Supplied passage:

▬▬▬

HISTORY
Europe
As with most of the holidays we celebrate, Mother's Day also began thousands of years ago as a pagan holiday. Pagans always had a multitude of god and goddesses whom they paid tribute to with various cermonies held thoughout the year in their honor. Although the various cultures had their own names for their gods and goddesses, they were still one and the same.
The ancient people of Phrygia in Asia Minor believed that the goddess Cybele was the most import of all. She was considered the daughter of Heaven and Earth and thought to be the mother of all gods. Each year the people of Phrygia held a festival to honor her. Every year in ancient Greece a spring celebration was held in honor of their goddess, Rhea who was considered the mother of the gods.
Magna Mater or Great Mother was for the Romans the mother of all gods. A temple was erected on Palatine Hill in Rome to pay homage to her. The Festival of Hilaria, a three-day celebration is held each year on March 15, in her honor. The Romans brought gifts to the temple to please Magna Mater in hopes she would look favorably upon them.
Mother's Day began during the 1600's in England and was called "Mothering Sunday." This day was celebrated on the 4th Sunday of Lent to honor all mothers of England. During this period servants for the wealthy lived with their employees due to the distance from their own homes. Mothering Sunday was considered a holiday for the servants and their employees would encourage to return home to spend the day with their mothers. Often a special cake which was called the mothering cake was presented to the mothers which provided a festive touch to this celebration.
With the birth of
Christianity spreading through Europe a new holiday was celebrated on the
4th Sunday of Lent to honor the "Mother Church." This celebration
was to give thanks for the spiritual power that gave them life and protected
them from harm. Over time both celebrations blended together and
people began to honor both the Church and their mothers.
North America
Julia Ward Howe (1819-1910)

▬▬▬

Information supplied:
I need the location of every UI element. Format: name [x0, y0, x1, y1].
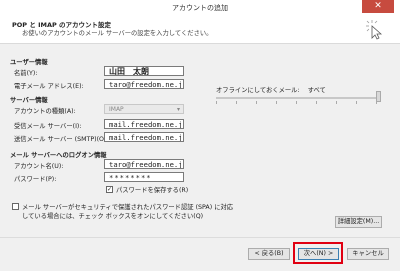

▬▬▬

Work to complete: Transcribe the Mother's Day history text from "With the birth" up to and including "and their mothers.".

Exercise solution:
With the birth of
Christianity spreading through Europe a new holiday was celebrated on the
4th Sunday of Lent to honor the "Mother Church." This celebration
was to give thanks for the spiritual power that gave them life and protected
them from harm. Over time both celebrations blended together and
people began to honor both the Church and their mothers.